### [Document text]
Table 4 demonstrates those agents/clinical situations that impact clotting through thrombolysis.1,14 Both alteplase and desmoteplase can typically be effectively reversed with either aminocaproic acid or tranexamic acid (depending on which is available in a hospital formulary). Also included in this table are clinical conditions where plasminogen activation and fibrinolysis are hallmarks of the condition (as the tPA-like agents work through plasminogen activation). With acute disseminated intravascular coagulation (DIC) (such as with infection) there is an underlying hypercoagulable state that exists and results in a consumptive coagulopathy. This can then promote bleeding in other areas due to low amount of clotting factors. Primary treatment is reliant upon treating the underlying condition with concurrent supportive care and broad replacement of coagulation factors via fresh frozen plasma (FFP), cryoprecipitate, and platelets. Using fibrinolysis inhibitors in these situations can cause massive thrombosis, because the areas where clotting is occurring can propagate clot if fibrinolysis is not allowed to occur, resulting in ischemia to affected tissues/organs.4 For this reason, fibrinolysis inhibitors for reversal of acute DIC are not recommended.

View this table:
Table 1

Factor II (thrombin) and Factor X inhibition by antithrombin I II activation with reversal agents.

Table 5 demonstrates those coagulopathies that are measured by international normalize ratio (INR).1,6,14 They typically relate to the vitamin K factors or to the synthetic function of the liver if it is substantially impaired. It is recommended to always give vitamin K for 3 to 5 days when reversing warfarin, as acute reversal strategies can be short lived. At this point in time, PCCs are effective and preferable acute reversal agents for warfarin-associated coagulopathy as opposed to Factor VII.3 As with other cases where PCCs are utilized, the dose can vary between 20 units/kg for minor bleeding to 50 units/kg for severe bleeding. Once the initial dose of PCC has been given, one can usually verify correction of INR and then administer FFP as needed to maintain correction.15

View this table:
Table 2

Direct Factor Xa inhibitors.

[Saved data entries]

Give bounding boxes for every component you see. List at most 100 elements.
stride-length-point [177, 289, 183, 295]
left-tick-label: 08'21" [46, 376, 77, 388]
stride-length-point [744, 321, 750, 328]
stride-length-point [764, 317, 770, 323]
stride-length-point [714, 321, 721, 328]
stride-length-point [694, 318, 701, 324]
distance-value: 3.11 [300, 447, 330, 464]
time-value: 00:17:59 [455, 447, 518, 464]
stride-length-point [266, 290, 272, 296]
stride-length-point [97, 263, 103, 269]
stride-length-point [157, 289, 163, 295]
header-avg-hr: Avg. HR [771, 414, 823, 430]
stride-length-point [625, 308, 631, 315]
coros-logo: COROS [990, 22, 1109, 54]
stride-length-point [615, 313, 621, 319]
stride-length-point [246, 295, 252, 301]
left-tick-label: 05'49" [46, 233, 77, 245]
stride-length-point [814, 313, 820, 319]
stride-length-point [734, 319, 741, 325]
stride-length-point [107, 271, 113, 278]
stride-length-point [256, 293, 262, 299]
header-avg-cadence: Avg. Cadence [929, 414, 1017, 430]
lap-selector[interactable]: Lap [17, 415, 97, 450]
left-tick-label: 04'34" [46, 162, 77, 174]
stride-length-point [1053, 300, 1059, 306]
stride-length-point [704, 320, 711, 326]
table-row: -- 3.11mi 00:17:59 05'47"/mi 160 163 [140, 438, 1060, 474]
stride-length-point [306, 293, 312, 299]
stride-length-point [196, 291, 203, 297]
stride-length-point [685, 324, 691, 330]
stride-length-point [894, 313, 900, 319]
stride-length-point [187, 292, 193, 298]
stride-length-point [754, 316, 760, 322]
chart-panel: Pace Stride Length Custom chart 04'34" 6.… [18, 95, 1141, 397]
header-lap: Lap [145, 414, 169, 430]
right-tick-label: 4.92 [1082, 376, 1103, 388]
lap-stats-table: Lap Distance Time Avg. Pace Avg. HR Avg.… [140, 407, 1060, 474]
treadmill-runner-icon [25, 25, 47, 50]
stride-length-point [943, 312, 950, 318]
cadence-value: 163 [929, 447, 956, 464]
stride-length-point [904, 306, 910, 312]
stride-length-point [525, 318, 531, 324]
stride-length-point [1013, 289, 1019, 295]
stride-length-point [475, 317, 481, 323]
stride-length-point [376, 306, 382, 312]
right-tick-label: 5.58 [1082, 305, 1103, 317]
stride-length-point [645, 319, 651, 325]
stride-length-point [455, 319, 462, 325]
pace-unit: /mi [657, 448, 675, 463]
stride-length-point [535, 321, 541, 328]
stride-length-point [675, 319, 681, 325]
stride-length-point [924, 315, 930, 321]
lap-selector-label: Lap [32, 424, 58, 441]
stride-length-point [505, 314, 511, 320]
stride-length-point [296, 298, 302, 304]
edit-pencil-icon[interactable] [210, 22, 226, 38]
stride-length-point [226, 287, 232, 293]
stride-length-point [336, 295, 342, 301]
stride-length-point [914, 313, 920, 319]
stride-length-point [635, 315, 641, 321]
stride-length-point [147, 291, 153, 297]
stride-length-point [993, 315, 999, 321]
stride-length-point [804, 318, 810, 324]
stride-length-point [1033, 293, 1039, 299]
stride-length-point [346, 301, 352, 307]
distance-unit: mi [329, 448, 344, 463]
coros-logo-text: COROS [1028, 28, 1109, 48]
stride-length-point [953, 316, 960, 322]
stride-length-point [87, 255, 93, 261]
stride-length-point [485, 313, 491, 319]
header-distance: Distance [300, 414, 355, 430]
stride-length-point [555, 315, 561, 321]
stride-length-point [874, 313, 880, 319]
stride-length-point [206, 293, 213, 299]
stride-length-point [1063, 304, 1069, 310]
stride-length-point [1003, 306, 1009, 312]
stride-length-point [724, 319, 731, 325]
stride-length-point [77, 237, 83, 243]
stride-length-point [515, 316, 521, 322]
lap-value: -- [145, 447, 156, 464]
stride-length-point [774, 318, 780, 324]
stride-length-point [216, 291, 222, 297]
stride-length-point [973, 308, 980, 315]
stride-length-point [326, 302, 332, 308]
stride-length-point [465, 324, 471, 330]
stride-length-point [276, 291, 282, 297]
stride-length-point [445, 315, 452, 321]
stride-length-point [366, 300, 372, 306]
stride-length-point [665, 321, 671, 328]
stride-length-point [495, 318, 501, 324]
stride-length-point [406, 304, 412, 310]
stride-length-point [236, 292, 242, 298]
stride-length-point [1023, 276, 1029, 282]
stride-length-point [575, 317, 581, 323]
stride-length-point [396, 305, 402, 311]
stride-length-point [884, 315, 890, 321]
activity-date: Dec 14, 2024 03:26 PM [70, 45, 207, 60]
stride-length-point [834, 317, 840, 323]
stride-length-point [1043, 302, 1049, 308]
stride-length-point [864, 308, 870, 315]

### [Directions]
(a) In the text on reversing coagulopathies, rewrite the part that opens with the words containing "Table 5 demonstrates" and closes with "Factor Xa inhibitors.", putting "phytonadione" wherever "vitamin K" appears.
(b) According to the text on reversing coagulopathies, for how many days should vitamin K be given when reversing warfarin?
(c) Decide whether each statement agrees with the text on reversing coagulopathies, answering yes or no and quoting the words that settle it: (i) PCCs are preferred over Factor VII for acute reversal of warfarin-associated coagulopathy. (ii) Fibrinolysis inhibitors are recommended for reversing acute DIC. (iii) The PCC dose for severe bleeding is 20 units/kg.

### [Answers for the tasks]
(a)
Table 5 demonstrates those coagulopathies that are measured by international normalize ratio (INR).1,6,14 They typically relate to the phytonadione factors or to the synthetic function of the liver if it is substantially impaired. It is recommended to always give phytonadione for 3 to 5 days when reversing warfarin, as acute reversal strategies can be short lived. At this point in time, PCCs are effective and preferable acute reversal agents for warfarin-associated coagulopathy as opposed to Factor VII.3 As with other cases where PCCs are utilized, the dose can vary between 20 units/kg for minor bleeding to 50 units/kg for severe bleeding. Once the initial dose of PCC has been given, one can usually verify correction of INR and then administer FFP as needed to maintain correction.15

View this table:
Table 2

Direct Factor Xa inhibitors.

(b) For 3 to 5 days.

(c)
(i) Yes: "PCCs are effective and preferable acute reversal agents for warfarin-associated coagulopathy as opposed to Factor VII"
(ii) No: "fibrinolysis inhibitors for reversal of acute DIC are not recommended"
(iii) No: "50 units/kg for severe bleeding"